◆ Task requirements ◆
Using the data below, copy each line that includes the word "label".
--- Begin Exercise input ---
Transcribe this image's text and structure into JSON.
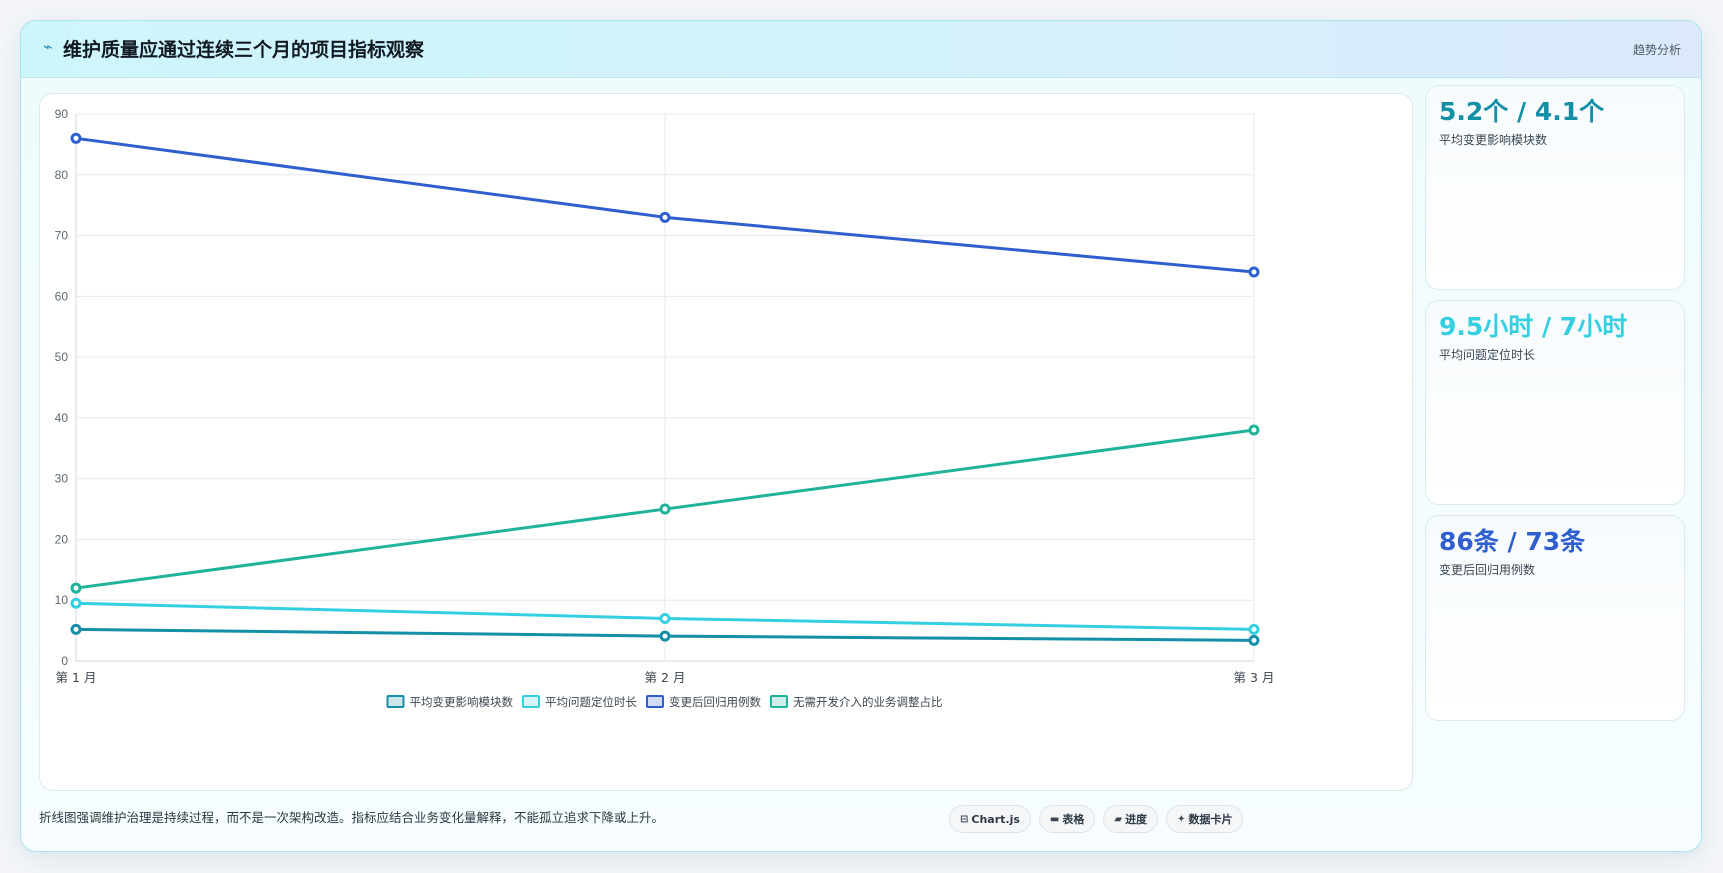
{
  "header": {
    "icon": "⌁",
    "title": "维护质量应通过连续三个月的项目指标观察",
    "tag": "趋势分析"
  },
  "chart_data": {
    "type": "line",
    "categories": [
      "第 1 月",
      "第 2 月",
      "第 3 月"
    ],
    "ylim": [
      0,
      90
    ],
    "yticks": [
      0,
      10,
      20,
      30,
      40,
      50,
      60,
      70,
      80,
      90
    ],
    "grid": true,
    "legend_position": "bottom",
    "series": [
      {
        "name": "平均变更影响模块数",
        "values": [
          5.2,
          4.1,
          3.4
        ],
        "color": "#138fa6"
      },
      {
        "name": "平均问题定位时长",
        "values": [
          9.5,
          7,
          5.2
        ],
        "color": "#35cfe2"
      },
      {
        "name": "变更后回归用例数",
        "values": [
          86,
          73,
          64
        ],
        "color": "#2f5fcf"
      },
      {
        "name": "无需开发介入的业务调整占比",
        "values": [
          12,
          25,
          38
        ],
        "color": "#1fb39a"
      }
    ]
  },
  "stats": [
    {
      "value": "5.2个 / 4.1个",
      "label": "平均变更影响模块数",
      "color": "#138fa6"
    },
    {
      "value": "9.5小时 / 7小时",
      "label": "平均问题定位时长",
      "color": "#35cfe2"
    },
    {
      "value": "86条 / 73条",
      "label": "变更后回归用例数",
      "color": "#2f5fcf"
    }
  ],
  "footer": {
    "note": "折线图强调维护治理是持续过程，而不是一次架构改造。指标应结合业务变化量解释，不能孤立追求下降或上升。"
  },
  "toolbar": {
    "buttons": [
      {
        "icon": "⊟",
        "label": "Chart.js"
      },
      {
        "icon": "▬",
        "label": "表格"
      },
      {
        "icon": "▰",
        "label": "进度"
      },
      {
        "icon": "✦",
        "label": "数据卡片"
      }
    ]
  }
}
--- End Exercise input ---
◆ In response ◆
      "label": "平均变更影响模块数",
      "label": "平均问题定位时长",
      "label": "变更后回归用例数",
        "label": "Chart.js"
        "label": "表格"
        "label": "进度"
        "label": "数据卡片"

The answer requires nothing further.